[Collected data entries]
━━━━━━━━━━━━━━━━━━━━━━━━━━━━━━

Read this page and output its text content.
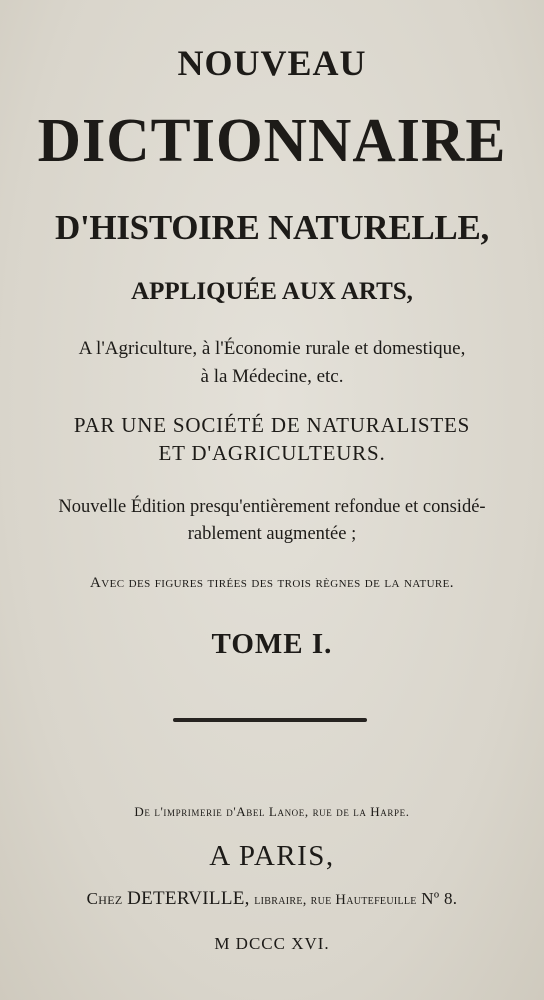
NOUVEAU
DICTIONNAIRE
D'HISTOIRE NATURELLE,
APPLIQUÉE AUX ARTS,
A l'Agriculture, à l'Économie rurale et domestique,
à la Médecine, etc.
PAR UNE SOCIÉTÉ DE NATURALISTES
ET D'AGRICULTEURS.
Nouvelle Édition presqu'entièrement refondue et considé-
rablement augmentée ;
Avec des figures tirées des trois règnes de la nature.
TOME I.
De l'imprimerie d'Abel Lanoe, rue de la Harpe.
A PARIS,
Chez DETERVILLE, libraire, rue Hautefeuille Nº 8.
M DCCC XVI.
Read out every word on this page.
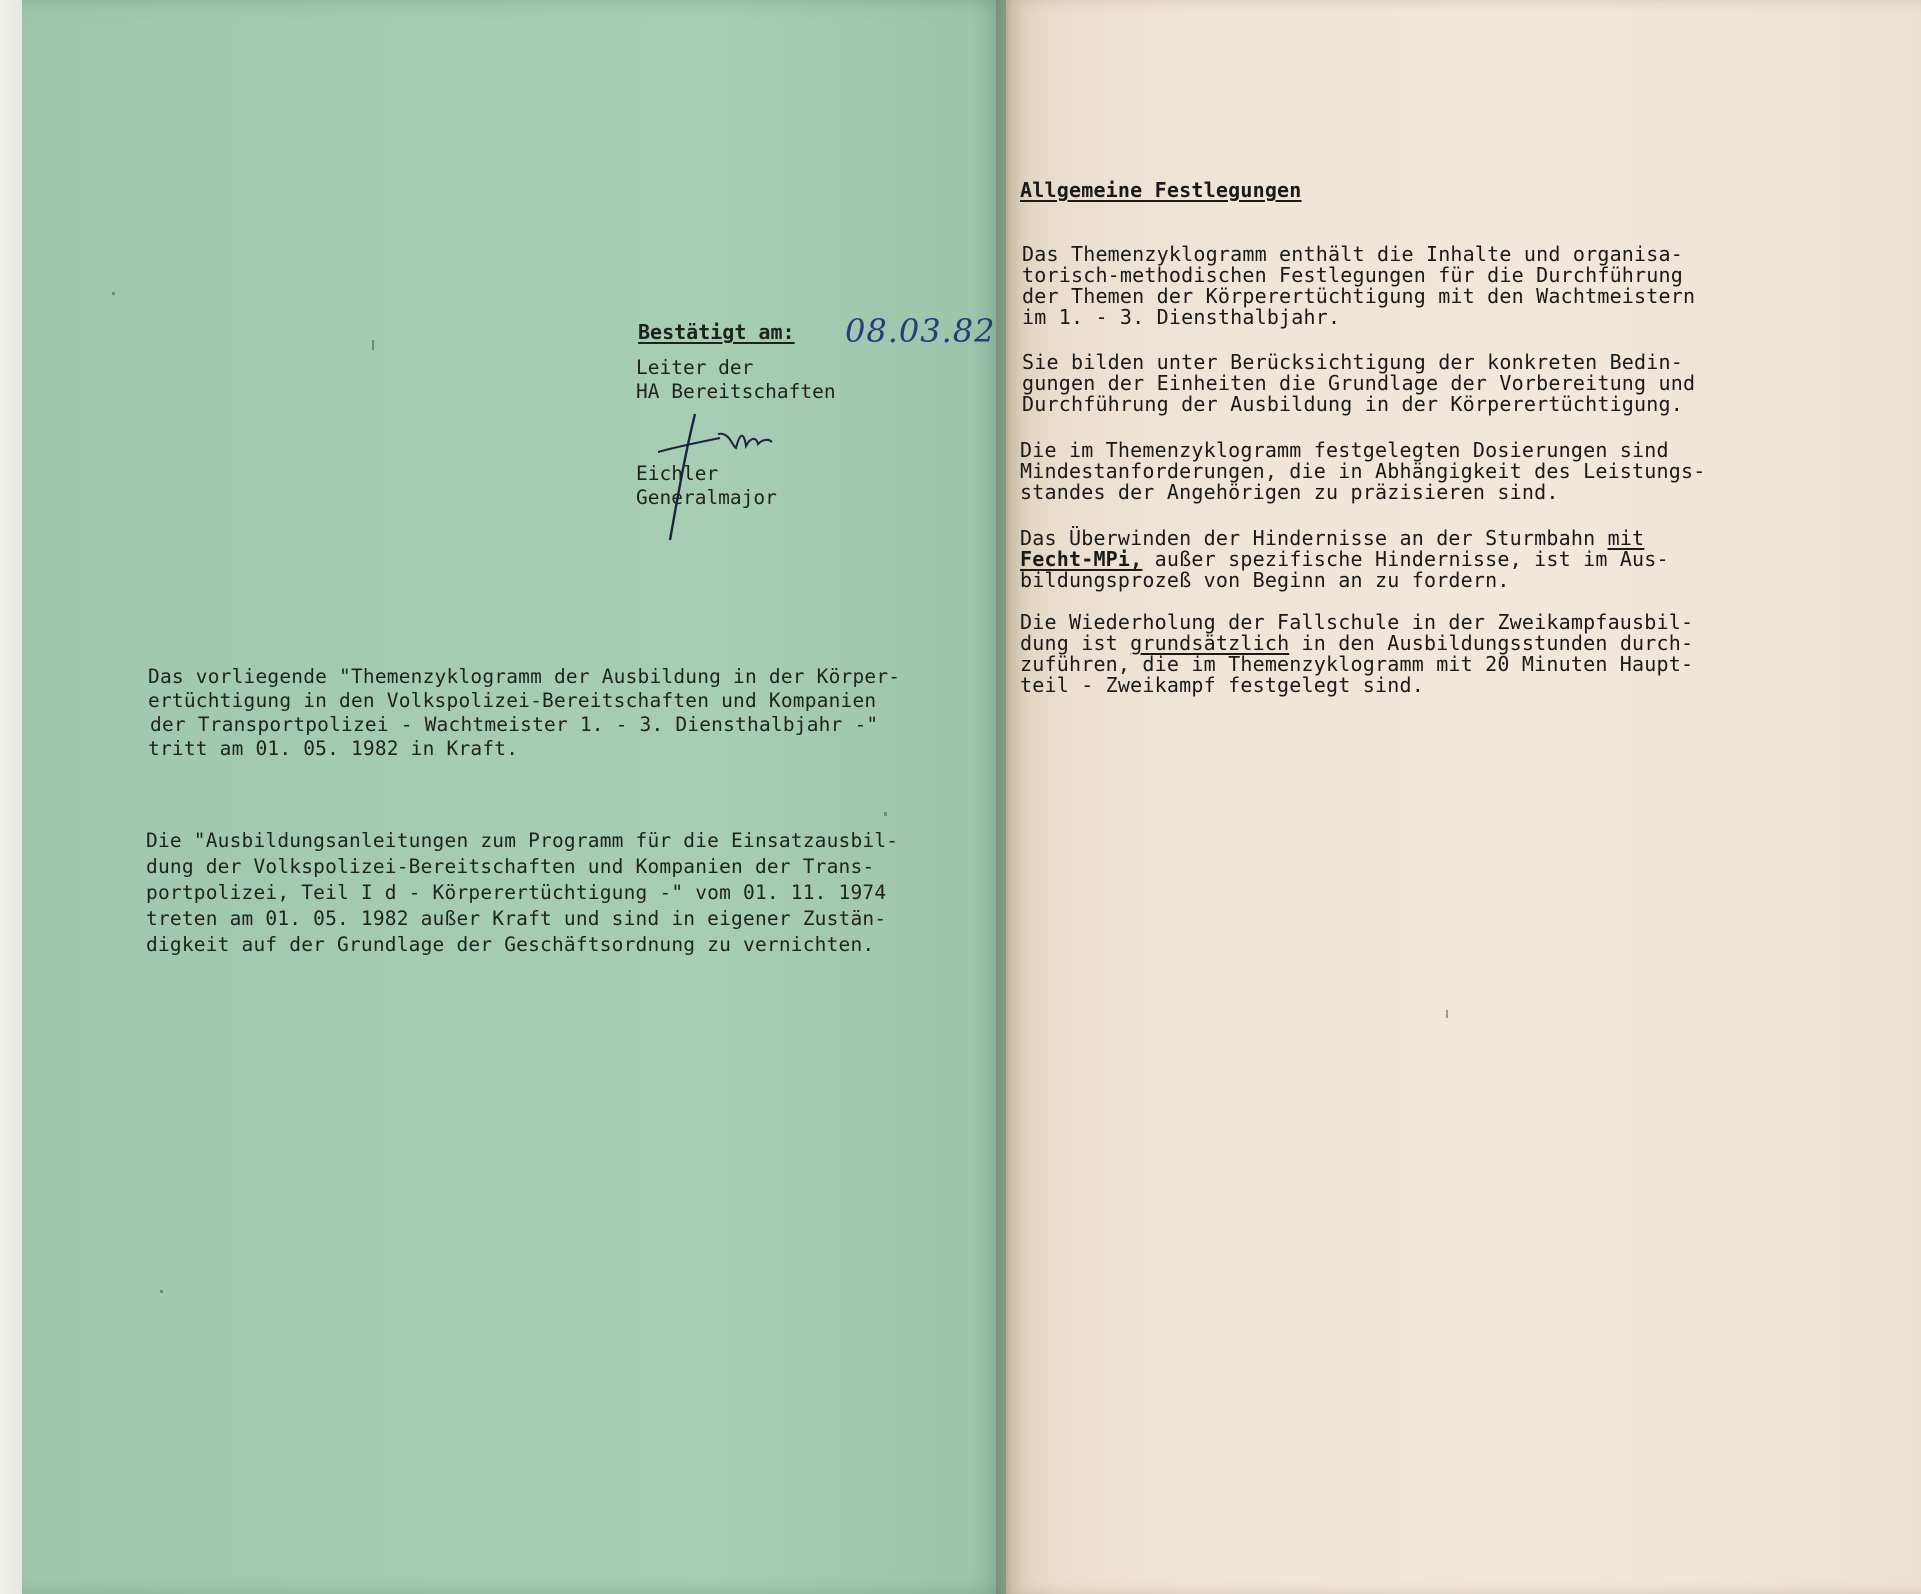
Bestätigt am: 08.03.82
Leiter der
HA Bereitschaften
Eichler
Generalmajor
Das vorliegende "Themenzyklogramm der Ausbildung in der Körper-
ertüchtigung in den Volkspolizei-Bereitschaften und Kompanien
der Transportpolizei - Wachtmeister 1. - 3. Diensthalbjahr -"
tritt am 01. 05. 1982 in Kraft.
Die "Ausbildungsanleitungen zum Programm für die Einsatzausbil-
dung der Volkspolizei-Bereitschaften und Kompanien der Trans-
portpolizei, Teil I d - Körperertüchtigung -" vom 01. 11. 1974
treten am 01. 05. 1982 außer Kraft und sind in eigener Zustän-
digkeit auf der Grundlage der Geschäftsordnung zu vernichten.
Allgemeine Festlegungen
Das Themenzyklogramm enthält die Inhalte und organisa-
torisch-methodischen Festlegungen für die Durchführung
der Themen der Körperertüchtigung mit den Wachtmeistern
im 1. - 3. Diensthalbjahr.
Sie bilden unter Berücksichtigung der konkreten Bedin-
gungen der Einheiten die Grundlage der Vorbereitung und
Durchführung der Ausbildung in der Körperertüchtigung.
Die im Themenzyklogramm festgelegten Dosierungen sind
Mindestanforderungen, die in Abhängigkeit des Leistungs-
standes der Angehörigen zu präzisieren sind.
Das Überwinden der Hindernisse an der Sturmbahn mit
Fecht-MPi, außer spezifische Hindernisse, ist im Aus-
bildungsprozeß von Beginn an zu fordern.
Die Wiederholung der Fallschule in der Zweikampfausbil-
dung ist grundsätzlich in den Ausbildungsstunden durch-
zuführen, die im Themenzyklogramm mit 20 Minuten Haupt-
teil - Zweikampf festgelegt sind.
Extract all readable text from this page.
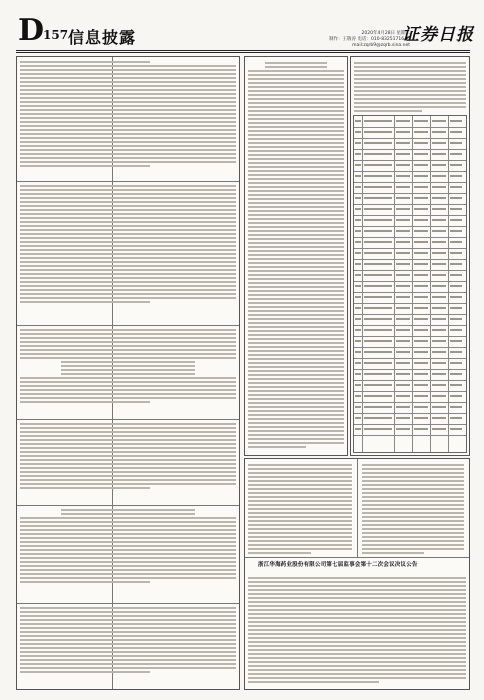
D
157 信息披露	2020年4月28日 星期二
制作：王敬涛 电话：010-83251716 E-mail:zqrb9@zqrb.sina.net
证券日报
浙江华海药业股份有限公司第七届监事会第十二次会议决议公告
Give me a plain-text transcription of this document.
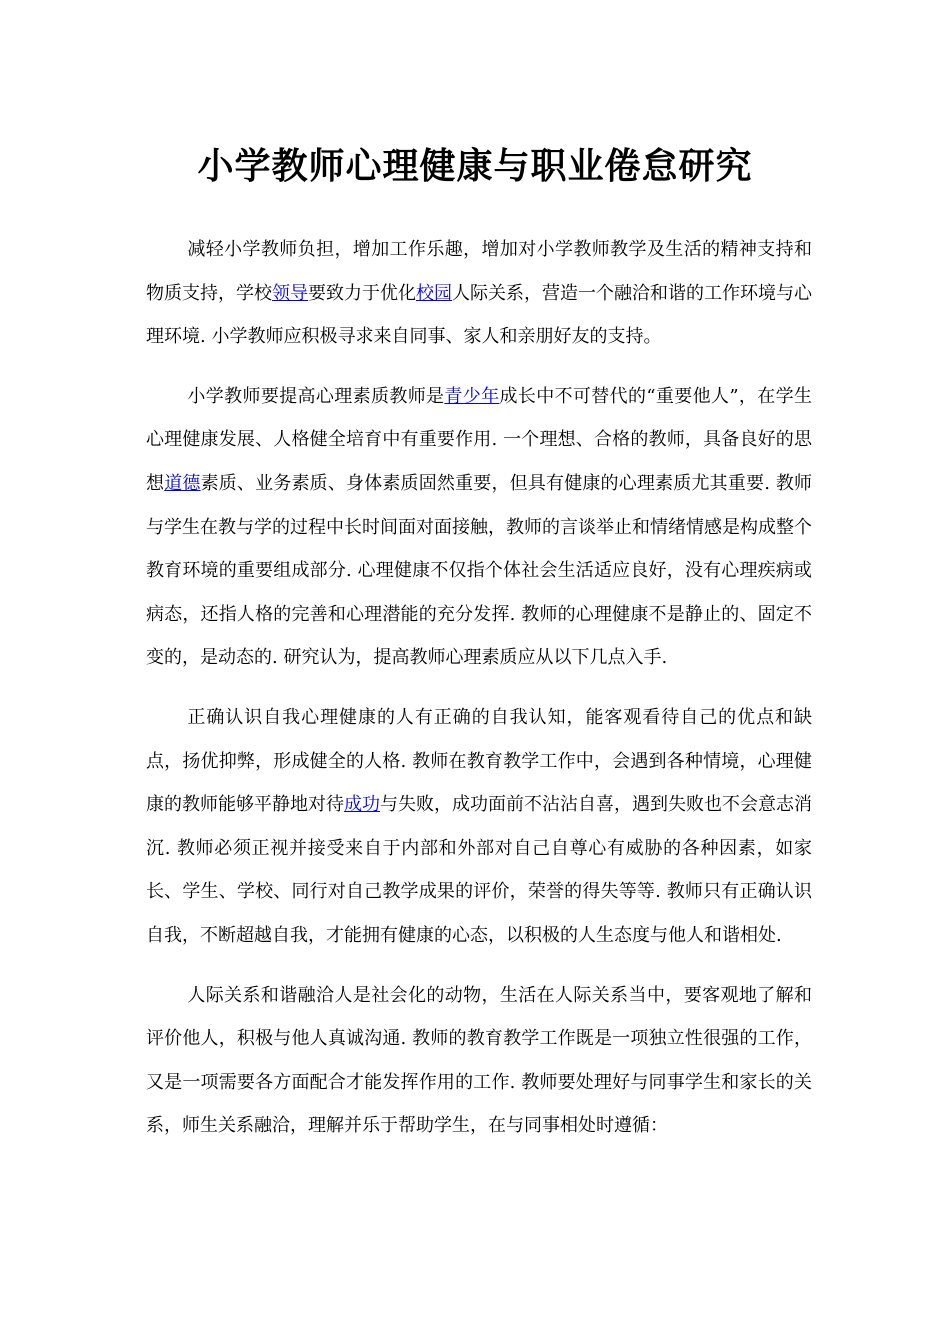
小学教师心理健康与职业倦怠研究

减轻小学教师负担，增加工作乐趣，增加对小学教师教学及生活的精神支持和物质支持，学校领导要致力于优化校园人际关系，营造一个融洽和谐的工作环境与心理环境. 小学教师应积极寻求来自同事、家人和亲朋好友的支持。

小学教师要提高心理素质教师是青少年成长中不可替代的“重要他人”，在学生心理健康发展、人格健全培育中有重要作用. 一个理想、合格的教师，具备良好的思想道德素质、业务素质、身体素质固然重要，但具有健康的心理素质尤其重要. 教师与学生在教与学的过程中长时间面对面接触，教师的言谈举止和情绪情感是构成整个教育环境的重要组成部分. 心理健康不仅指个体社会生活适应良好，没有心理疾病或病态，还指人格的完善和心理潜能的充分发挥. 教师的心理健康不是静止的、固定不变的，是动态的. 研究认为，提高教师心理素质应从以下几点入手.

正确认识自我心理健康的人有正确的自我认知，能客观看待自己的优点和缺点，扬优抑弊，形成健全的人格. 教师在教育教学工作中，会遇到各种情境，心理健康的教师能够平静地对待成功与失败，成功面前不沾沾自喜，遇到失败也不会意志消沉. 教师必须正视并接受来自于内部和外部对自己自尊心有威胁的各种因素，如家长、学生、学校、同行对自己教学成果的评价，荣誉的得失等等. 教师只有正确认识自我，不断超越自我，才能拥有健康的心态，以积极的人生态度与他人和谐相处.

人际关系和谐融洽人是社会化的动物，生活在人际关系当中，要客观地了解和评价他人，积极与他人真诚沟通. 教师的教育教学工作既是一项独立性很强的工作，又是一项需要各方面配合才能发挥作用的工作. 教师要处理好与同事学生和家长的关系，师生关系融洽，理解并乐于帮助学生，在与同事相处时遵循：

━━━━━━━━━━━━━━━━━━━━━━━━━━━━━━

• [Job]: Every line in the data above that contains "Körperertüchtigung" needs to be copied.

• [Problem solution]:
portpolizei, Teil I d - Körperertüchtigung -" vom 01. 11. 1974
der Themen der Körperertüchtigung mit den Wachtmeistern
Durchführung der Ausbildung in der Körperertüchtigung.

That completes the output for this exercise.